**JOB:** Can you copy every one of the entries below line for line, without changing anything, and leave out the pictures?

**DATA RECORDS:**

* * * * * * *

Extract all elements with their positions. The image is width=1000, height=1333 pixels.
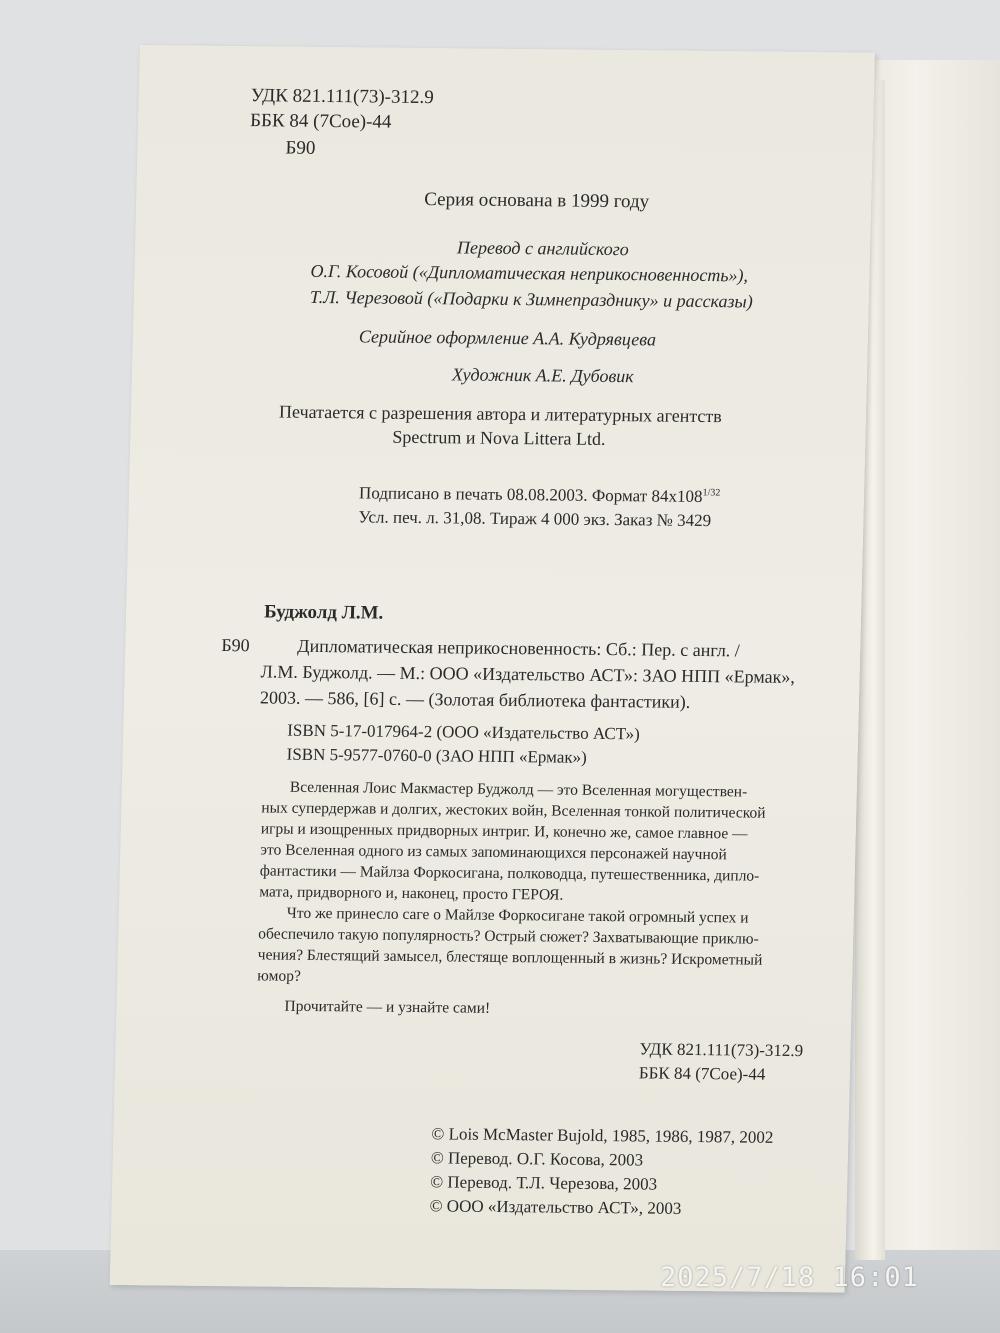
isbn-2: ISBN 5-9577-0760-0 (ЗАО НПП «Ермак») <box>286 744 588 767</box>
copyright-line: © Перевод. О.Г. Косова, 2003 <box>430 1148 644 1170</box>
translator-1: О.Г. Косовой («Дипломатическая неприкосновенность»), <box>310 260 749 286</box>
annotation-line: игры и изощренных придворных интриг. И, конечно же, самое главное — <box>260 820 748 843</box>
permission-line-2: Spectrum и Nova Littera Ltd. <box>392 426 606 449</box>
series-design: Серийное оформление А.А. Кудрявцева <box>358 326 657 350</box>
series-note: Серия основана в 1999 году <box>423 189 650 213</box>
translation-title: Перевод с английского <box>456 237 630 260</box>
permission-line-1: Печатается с разрешения автора и литературных агентств <box>278 401 723 427</box>
artist: Художник А.Е. Дубовик <box>451 364 634 387</box>
annotation-line: ных супердержав и долгих, жестоких войн, Вселенная тонкой политической <box>261 799 766 822</box>
copyright-line: © Lois McMaster Bujold, 1985, 1986, 1987, 2002 <box>431 1124 774 1147</box>
annotation-line: Что же принесло саге о Майлзе Форкосигане такой огромный успех и <box>286 904 749 927</box>
translator-2: Т.Л. Черезовой («Подарки к Зимнепразднику» и рассказы) <box>309 286 753 312</box>
header-code: Б90 <box>285 137 316 159</box>
catalog-line-3: 2003. — 586, [6] с. — (Золотая библиотека фантастики). <box>259 687 691 712</box>
catalog-code: Б90 <box>221 634 250 656</box>
annotation-line: чения? Блестящий замысел, блестяще воплощенный в жизнь? Искрометный <box>257 946 763 969</box>
format-fraction: 1/32 <box>702 487 721 499</box>
header-bbk: ББК 84 (7Сое)-44 <box>249 110 392 133</box>
footer-bbk: ББК 84 (7Сое)-44 <box>638 1063 766 1084</box>
annotation-line: это Вселенная одного из самых запоминающихся персонажей научной <box>260 841 727 864</box>
annotation-line: обеспечило такую популярность? Острый сюжет? Захватывающие приклю- <box>258 925 759 948</box>
annotation-line: Вселенная Лоис Макмастер Буджолд — это Вселенная могуществен- <box>289 778 748 801</box>
catalog-line-2: Л.М. Буджолд. — М.: ООО «Издательство АСТ»: ЗАО НПП «Ермак», <box>260 661 796 687</box>
catalog-author: Буджолд Л.М. <box>263 601 384 624</box>
header-udk: УДК 821.111(73)-312.9 <box>250 85 434 109</box>
print-info-line-2: Усл. печ. л. 31,08. Тираж 4 000 экз. Заказ № 3429 <box>358 507 712 531</box>
book-page <box>110 45 875 1293</box>
print-info-line-1 <box>359 484 721 505</box>
copyright-line: © ООО «Издательство АСТ», 2003 <box>429 1196 682 1218</box>
isbn-1: ISBN 5-17-017964-2 (ООО «Издательство АСТ») <box>287 720 641 744</box>
annotation-line: юмор? <box>257 967 302 985</box>
annotation-line: фантастики — Майлза Форкосигана, полководца, путешественника, дипло- <box>259 862 760 885</box>
annotation-line: мата, придворного и, наконец, просто ГЕРОЯ. <box>259 883 564 904</box>
footer-udk: УДК 821.111(73)-312.9 <box>639 1039 804 1061</box>
copyright-line: © Перевод. Т.Л. Черезова, 2003 <box>430 1172 658 1194</box>
annotation-closing: Прочитайте — и узнайте сами! <box>284 997 491 1017</box>
photo-timestamp: 2025/7/18 16:01 <box>660 1262 919 1293</box>
print-info-text: Подписано в печать 08.08.2003. Формат 84x108 <box>358 483 703 506</box>
catalog-line-1: Дипломатическая неприкосновенность: Сб.: Пер. с англ. / <box>297 635 741 661</box>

* * * * * * *

**WRITTEN ANSWER:**
Extract all elements with their positions. The image is width=1000, height=1333 pixels.
isbn-2: ISBN 5-9577-0760-0 (ЗАО НПП «Ермак») <box>286 744 588 767</box>
copyright-line: © Перевод. О.Г. Косова, 2003 <box>430 1148 644 1170</box>
translator-1: О.Г. Косовой («Дипломатическая неприкосновенность»), <box>310 260 749 286</box>
annotation-line: игры и изощренных придворных интриг. И, конечно же, самое главное — <box>260 820 748 843</box>
permission-line-2: Spectrum и Nova Littera Ltd. <box>392 426 606 449</box>
series-design: Серийное оформление А.А. Кудрявцева <box>358 326 657 350</box>
series-note: Серия основана в 1999 году <box>423 189 650 213</box>
translation-title: Перевод с английского <box>456 237 630 260</box>
permission-line-1: Печатается с разрешения автора и литературных агентств <box>278 401 723 427</box>
artist: Художник А.Е. Дубовик <box>451 364 634 387</box>
annotation-line: ных супердержав и долгих, жестоких войн, Вселенная тонкой политической <box>261 799 766 822</box>
copyright-line: © Lois McMaster Bujold, 1985, 1986, 1987, 2002 <box>431 1124 774 1147</box>
annotation-line: Что же принесло саге о Майлзе Форкосигане такой огромный успех и <box>286 904 749 927</box>
translator-2: Т.Л. Черезовой («Подарки к Зимнепразднику» и рассказы) <box>309 286 753 312</box>
header-code: Б90 <box>285 137 316 159</box>
catalog-line-3: 2003. — 586, [6] с. — (Золотая библиотека фантастики). <box>259 687 691 712</box>
catalog-code: Б90 <box>221 634 250 656</box>
annotation-line: чения? Блестящий замысел, блестяще воплощенный в жизнь? Искрометный <box>257 946 763 969</box>
format-fraction: 1/32 <box>702 487 721 499</box>
header-bbk: ББК 84 (7Сое)-44 <box>249 110 392 133</box>
footer-bbk: ББК 84 (7Сое)-44 <box>638 1063 766 1084</box>
annotation-line: это Вселенная одного из самых запоминающихся персонажей научной <box>260 841 727 864</box>
annotation-line: обеспечило такую популярность? Острый сюжет? Захватывающие приклю- <box>258 925 759 948</box>
annotation-line: Вселенная Лоис Макмастер Буджолд — это Вселенная могуществен- <box>289 778 748 801</box>
catalog-line-2: Л.М. Буджолд. — М.: ООО «Издательство АСТ»: ЗАО НПП «Ермак», <box>260 661 796 687</box>
catalog-author: Буджолд Л.М. <box>263 601 384 624</box>
header-udk: УДК 821.111(73)-312.9 <box>250 85 434 109</box>
print-info-line-2: Усл. печ. л. 31,08. Тираж 4 000 экз. Заказ № 3429 <box>358 507 712 531</box>
book-page <box>110 45 875 1293</box>
print-info-line-1 <box>359 484 721 505</box>
copyright-line: © ООО «Издательство АСТ», 2003 <box>429 1196 682 1218</box>
isbn-1: ISBN 5-17-017964-2 (ООО «Издательство АСТ») <box>287 720 641 744</box>
annotation-line: юмор? <box>257 967 302 985</box>
annotation-line: фантастики — Майлза Форкосигана, полководца, путешественника, дипло- <box>259 862 760 885</box>
annotation-line: мата, придворного и, наконец, просто ГЕРОЯ. <box>259 883 564 904</box>
footer-udk: УДК 821.111(73)-312.9 <box>639 1039 804 1061</box>
copyright-line: © Перевод. Т.Л. Черезова, 2003 <box>430 1172 658 1194</box>
annotation-closing: Прочитайте — и узнайте сами! <box>284 997 491 1017</box>
photo-timestamp: 2025/7/18 16:01 <box>660 1262 919 1293</box>
print-info-text: Подписано в печать 08.08.2003. Формат 84x108 <box>358 483 703 506</box>
catalog-line-1: Дипломатическая неприкосновенность: Сб.: Пер. с англ. / <box>297 635 741 661</box>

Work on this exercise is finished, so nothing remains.